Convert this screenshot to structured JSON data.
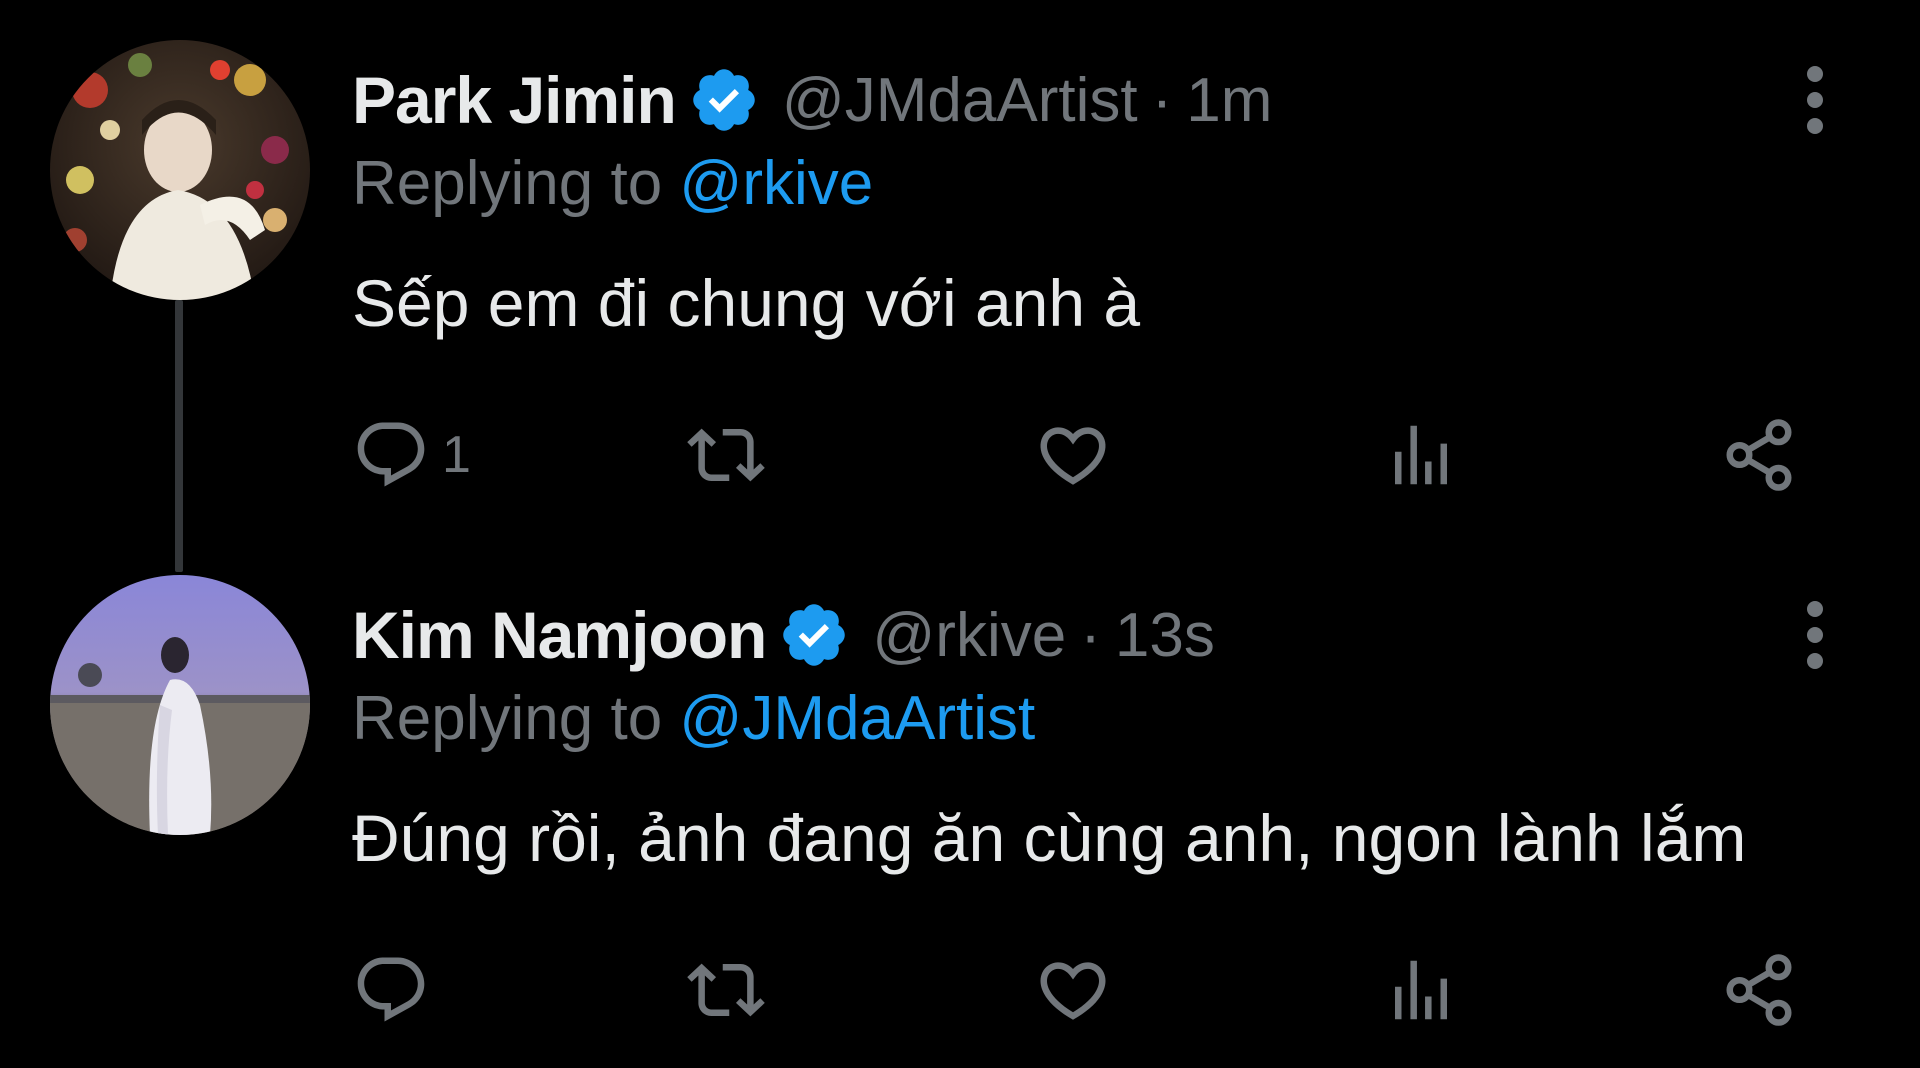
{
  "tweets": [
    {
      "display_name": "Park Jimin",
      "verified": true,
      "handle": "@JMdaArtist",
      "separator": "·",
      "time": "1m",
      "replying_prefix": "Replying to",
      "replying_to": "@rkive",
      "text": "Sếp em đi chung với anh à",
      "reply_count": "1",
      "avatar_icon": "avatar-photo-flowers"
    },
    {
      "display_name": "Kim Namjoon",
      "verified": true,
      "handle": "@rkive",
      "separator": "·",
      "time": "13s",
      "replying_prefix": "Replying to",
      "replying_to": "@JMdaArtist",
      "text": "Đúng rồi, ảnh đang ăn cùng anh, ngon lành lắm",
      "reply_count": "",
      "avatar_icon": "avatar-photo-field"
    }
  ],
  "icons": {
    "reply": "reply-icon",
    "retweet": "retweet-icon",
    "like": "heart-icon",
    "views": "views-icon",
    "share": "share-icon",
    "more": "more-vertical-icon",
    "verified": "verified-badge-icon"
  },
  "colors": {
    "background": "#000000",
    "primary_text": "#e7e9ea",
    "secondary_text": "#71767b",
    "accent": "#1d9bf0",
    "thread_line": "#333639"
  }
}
-.-.-
YOUR INSTRUCTIONS →
Transcribe all of the entries word for word, but skip any pictures they contain.

TASK ANSWER →
Convert this screenshot to structured JSON data.
{
  "tweets": [
    {
      "display_name": "Park Jimin",
      "verified": true,
      "handle": "@JMdaArtist",
      "separator": "·",
      "time": "1m",
      "replying_prefix": "Replying to",
      "replying_to": "@rkive",
      "text": "Sếp em đi chung với anh à",
      "reply_count": "1",
      "avatar_icon": "avatar-photo-flowers"
    },
    {
      "display_name": "Kim Namjoon",
      "verified": true,
      "handle": "@rkive",
      "separator": "·",
      "time": "13s",
      "replying_prefix": "Replying to",
      "replying_to": "@JMdaArtist",
      "text": "Đúng rồi, ảnh đang ăn cùng anh, ngon lành lắm",
      "reply_count": "",
      "avatar_icon": "avatar-photo-field"
    }
  ],
  "icons": {
    "reply": "reply-icon",
    "retweet": "retweet-icon",
    "like": "heart-icon",
    "views": "views-icon",
    "share": "share-icon",
    "more": "more-vertical-icon",
    "verified": "verified-badge-icon"
  },
  "colors": {
    "background": "#000000",
    "primary_text": "#e7e9ea",
    "secondary_text": "#71767b",
    "accent": "#1d9bf0",
    "thread_line": "#333639"
  }
}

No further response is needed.